(Dataset excerpt)
···

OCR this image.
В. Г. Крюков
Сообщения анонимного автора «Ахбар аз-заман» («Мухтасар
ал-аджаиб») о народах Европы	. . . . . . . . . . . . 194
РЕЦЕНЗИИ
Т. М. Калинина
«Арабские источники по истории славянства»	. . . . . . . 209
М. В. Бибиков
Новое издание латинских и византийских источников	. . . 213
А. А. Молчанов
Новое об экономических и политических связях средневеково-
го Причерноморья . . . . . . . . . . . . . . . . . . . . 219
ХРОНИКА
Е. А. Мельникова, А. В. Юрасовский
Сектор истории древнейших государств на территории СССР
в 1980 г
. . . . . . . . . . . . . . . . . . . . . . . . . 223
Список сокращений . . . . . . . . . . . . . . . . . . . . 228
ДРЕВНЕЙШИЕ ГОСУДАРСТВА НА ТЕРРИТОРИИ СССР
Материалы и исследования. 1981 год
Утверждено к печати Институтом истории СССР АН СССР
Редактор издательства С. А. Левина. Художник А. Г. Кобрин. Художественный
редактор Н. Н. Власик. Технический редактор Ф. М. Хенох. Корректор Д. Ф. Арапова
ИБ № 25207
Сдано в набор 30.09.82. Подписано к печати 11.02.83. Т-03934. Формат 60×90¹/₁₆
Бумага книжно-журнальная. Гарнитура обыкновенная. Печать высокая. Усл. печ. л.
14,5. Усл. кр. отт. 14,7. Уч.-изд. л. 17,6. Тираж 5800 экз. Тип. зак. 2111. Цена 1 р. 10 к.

···

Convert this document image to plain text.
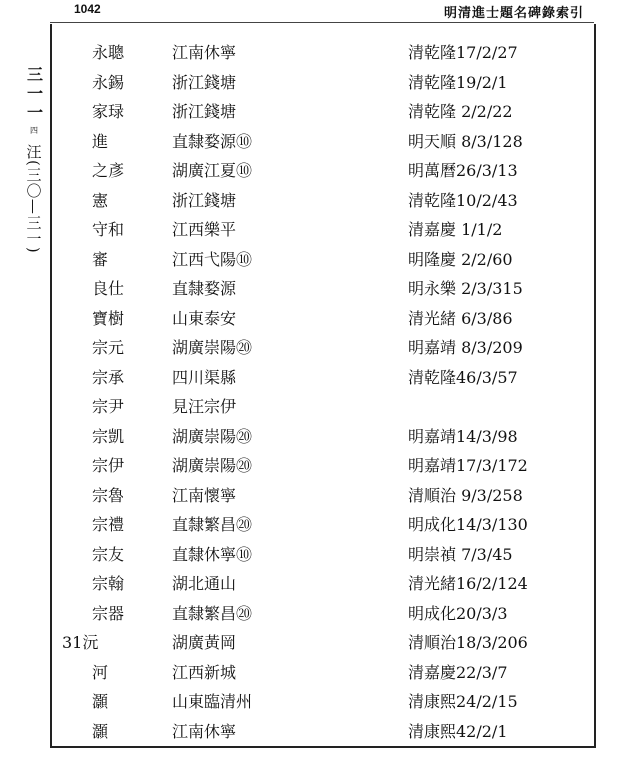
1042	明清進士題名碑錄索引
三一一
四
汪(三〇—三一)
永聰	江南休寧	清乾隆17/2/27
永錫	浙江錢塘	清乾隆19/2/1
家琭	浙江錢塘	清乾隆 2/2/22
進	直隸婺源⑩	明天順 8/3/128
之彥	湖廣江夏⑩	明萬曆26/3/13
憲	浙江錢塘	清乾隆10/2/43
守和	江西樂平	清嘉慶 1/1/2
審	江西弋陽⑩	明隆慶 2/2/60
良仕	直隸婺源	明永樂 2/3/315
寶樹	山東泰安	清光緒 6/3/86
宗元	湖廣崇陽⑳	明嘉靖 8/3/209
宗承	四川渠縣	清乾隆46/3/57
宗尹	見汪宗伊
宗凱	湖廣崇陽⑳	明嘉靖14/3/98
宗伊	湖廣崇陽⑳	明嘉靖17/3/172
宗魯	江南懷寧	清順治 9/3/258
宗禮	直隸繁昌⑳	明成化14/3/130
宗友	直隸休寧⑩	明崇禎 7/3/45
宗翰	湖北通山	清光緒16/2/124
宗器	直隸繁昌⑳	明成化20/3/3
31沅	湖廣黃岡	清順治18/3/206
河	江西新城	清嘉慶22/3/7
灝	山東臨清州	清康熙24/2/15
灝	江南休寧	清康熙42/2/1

···

(Directions for this task)
In the lines above, find each one with "СССР" and list it.

(Expected answer)
Сектор истории древнейших государств на территории СССР
ДРЕВНЕЙШИЕ ГОСУДАРСТВА НА ТЕРРИТОРИИ СССР
Утверждено к печати Институтом истории СССР АН СССР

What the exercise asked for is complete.